## Your goal
Please locate each line below that contains the string "chart", treating uppercase and lowercase as different, and copy those lines.

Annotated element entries
[Begin]

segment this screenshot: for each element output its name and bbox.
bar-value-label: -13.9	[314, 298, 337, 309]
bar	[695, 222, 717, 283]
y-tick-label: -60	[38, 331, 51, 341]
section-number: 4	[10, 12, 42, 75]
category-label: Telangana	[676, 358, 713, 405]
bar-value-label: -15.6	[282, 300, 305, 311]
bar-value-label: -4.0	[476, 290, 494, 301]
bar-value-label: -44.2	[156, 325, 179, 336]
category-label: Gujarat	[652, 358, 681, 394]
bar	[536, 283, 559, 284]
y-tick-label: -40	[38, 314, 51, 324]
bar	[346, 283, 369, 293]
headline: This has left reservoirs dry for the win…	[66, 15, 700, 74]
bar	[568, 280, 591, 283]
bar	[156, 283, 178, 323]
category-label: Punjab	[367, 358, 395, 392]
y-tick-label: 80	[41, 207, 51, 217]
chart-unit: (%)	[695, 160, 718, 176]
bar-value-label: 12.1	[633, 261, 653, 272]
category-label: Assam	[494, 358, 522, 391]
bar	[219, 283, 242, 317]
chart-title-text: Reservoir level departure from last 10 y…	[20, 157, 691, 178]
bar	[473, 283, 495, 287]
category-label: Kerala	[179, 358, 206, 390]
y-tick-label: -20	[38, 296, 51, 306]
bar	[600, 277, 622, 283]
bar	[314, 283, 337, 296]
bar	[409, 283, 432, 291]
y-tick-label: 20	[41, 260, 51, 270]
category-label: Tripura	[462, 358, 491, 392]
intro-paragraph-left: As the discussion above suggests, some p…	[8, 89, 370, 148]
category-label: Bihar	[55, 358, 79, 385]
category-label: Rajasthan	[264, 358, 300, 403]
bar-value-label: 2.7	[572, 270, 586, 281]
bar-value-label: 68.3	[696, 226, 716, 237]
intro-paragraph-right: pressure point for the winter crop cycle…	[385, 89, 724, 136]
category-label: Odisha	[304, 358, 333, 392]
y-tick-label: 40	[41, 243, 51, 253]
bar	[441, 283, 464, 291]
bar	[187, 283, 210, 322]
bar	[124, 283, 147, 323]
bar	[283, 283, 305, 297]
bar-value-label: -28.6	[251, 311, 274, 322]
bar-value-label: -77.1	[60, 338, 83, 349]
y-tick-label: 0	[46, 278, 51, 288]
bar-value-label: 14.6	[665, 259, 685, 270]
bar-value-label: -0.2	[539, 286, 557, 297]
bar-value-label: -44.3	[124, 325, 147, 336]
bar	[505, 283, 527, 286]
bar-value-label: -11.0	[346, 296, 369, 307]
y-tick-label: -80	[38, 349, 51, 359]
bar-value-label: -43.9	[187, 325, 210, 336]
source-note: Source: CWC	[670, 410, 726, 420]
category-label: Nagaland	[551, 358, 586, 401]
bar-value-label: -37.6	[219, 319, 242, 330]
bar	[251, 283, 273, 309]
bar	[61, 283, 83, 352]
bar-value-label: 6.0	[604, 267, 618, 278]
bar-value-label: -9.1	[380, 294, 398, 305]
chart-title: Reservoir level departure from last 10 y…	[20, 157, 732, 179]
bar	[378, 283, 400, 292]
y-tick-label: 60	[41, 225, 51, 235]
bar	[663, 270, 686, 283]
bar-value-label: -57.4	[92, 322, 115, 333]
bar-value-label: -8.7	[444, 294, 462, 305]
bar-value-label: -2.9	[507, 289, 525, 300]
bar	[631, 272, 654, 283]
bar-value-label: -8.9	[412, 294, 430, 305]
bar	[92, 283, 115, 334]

[End]

## Correct output
chart-unit: (%)	[695, 160, 718, 176]
chart-title-text: Reservoir level departure from last 10 y…	[20, 157, 691, 178]
chart-title: Reservoir level departure from last 10 y…	[20, 157, 732, 179]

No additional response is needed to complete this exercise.